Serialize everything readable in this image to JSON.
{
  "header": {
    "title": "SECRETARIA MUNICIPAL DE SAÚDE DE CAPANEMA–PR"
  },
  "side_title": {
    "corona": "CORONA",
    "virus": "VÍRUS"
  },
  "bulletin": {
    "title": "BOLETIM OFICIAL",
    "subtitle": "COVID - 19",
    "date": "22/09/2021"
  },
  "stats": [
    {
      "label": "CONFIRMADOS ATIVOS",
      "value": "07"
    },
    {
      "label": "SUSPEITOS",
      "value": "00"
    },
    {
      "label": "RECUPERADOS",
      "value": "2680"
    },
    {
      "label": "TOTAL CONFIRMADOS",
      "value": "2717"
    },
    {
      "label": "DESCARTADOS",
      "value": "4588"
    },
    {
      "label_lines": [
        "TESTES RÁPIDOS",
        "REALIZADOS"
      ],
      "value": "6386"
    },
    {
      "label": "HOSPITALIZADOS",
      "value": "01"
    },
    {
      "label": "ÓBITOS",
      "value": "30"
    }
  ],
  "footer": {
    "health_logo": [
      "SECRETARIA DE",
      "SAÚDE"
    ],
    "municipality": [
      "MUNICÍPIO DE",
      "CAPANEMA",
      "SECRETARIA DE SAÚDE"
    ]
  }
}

──────────────────────────────

▸ **Exercise directions**: Check every line of the data above for the string "CONFIRMADOS", and copy those that have it.

▸ **Output of the task**:
      "label": "CONFIRMADOS ATIVOS",
      "label": "TOTAL CONFIRMADOS",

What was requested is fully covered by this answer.